• **ASSIGNMENT**:
Count the lines below containing "zijn". Number only.
═════ DATA ═════
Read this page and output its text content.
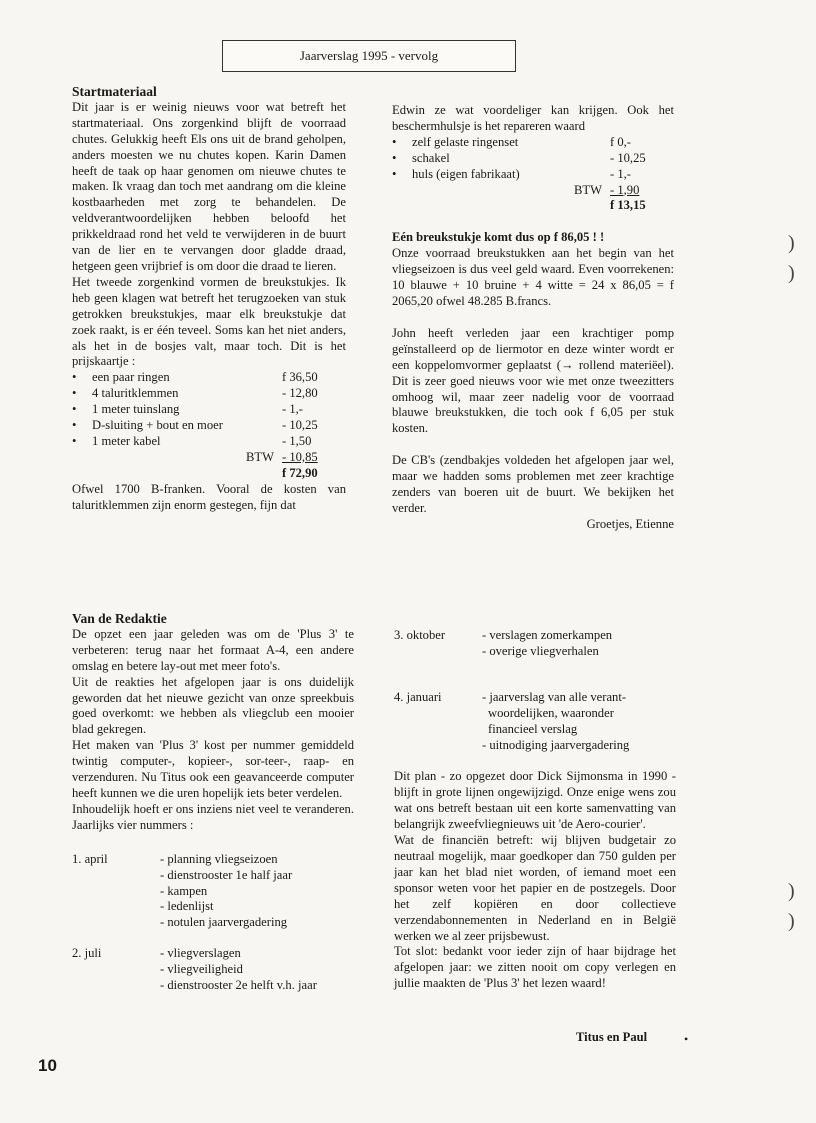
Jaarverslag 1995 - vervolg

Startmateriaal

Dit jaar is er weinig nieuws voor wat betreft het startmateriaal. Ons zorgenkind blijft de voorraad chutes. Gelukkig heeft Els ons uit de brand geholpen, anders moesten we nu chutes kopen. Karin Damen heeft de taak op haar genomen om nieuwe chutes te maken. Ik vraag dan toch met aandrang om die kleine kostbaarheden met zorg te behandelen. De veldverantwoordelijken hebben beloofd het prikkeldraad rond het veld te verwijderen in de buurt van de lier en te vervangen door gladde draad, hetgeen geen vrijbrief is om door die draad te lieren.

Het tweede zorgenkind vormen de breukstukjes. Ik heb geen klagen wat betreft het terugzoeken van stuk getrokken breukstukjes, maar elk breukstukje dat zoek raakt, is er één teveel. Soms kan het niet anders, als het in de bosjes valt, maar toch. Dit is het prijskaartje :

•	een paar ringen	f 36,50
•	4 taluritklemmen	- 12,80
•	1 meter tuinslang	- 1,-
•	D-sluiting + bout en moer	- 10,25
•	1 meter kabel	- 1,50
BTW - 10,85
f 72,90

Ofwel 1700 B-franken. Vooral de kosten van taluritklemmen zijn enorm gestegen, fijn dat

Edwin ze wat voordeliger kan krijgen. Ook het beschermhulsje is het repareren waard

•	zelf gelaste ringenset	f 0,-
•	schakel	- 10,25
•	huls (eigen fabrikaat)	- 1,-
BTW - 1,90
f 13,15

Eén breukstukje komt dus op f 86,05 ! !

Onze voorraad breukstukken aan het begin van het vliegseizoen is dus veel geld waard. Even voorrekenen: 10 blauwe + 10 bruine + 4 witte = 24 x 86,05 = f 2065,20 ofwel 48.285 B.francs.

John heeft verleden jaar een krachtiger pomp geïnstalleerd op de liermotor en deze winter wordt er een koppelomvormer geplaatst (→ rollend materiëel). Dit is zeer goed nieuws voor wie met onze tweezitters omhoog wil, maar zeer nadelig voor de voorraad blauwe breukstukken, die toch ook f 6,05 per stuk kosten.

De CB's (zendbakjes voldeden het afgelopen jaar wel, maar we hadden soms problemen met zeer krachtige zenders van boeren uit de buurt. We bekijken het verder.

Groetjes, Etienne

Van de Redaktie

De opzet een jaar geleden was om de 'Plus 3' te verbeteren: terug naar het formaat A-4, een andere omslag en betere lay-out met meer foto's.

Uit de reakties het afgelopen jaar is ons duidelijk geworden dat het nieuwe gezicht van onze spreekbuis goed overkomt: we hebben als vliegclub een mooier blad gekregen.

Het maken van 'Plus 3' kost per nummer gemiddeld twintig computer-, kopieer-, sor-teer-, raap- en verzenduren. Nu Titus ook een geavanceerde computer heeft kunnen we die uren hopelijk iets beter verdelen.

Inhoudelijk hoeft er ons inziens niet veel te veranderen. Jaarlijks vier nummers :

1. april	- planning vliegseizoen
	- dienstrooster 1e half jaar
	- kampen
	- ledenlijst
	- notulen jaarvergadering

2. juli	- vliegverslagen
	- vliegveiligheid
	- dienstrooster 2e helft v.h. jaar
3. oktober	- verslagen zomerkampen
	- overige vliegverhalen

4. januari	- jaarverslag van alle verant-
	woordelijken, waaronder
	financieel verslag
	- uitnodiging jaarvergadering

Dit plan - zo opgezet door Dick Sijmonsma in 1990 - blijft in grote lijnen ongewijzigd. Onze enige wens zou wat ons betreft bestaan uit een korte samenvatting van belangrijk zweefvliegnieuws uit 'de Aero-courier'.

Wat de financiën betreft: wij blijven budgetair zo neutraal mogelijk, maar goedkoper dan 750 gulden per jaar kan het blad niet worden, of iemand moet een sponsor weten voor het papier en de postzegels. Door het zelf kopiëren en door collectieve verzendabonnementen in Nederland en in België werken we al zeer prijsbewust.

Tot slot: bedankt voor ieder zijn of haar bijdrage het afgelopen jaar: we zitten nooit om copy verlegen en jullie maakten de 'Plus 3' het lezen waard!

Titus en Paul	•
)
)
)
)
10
═════
• **SOLUTION TO THIS TASK**:
2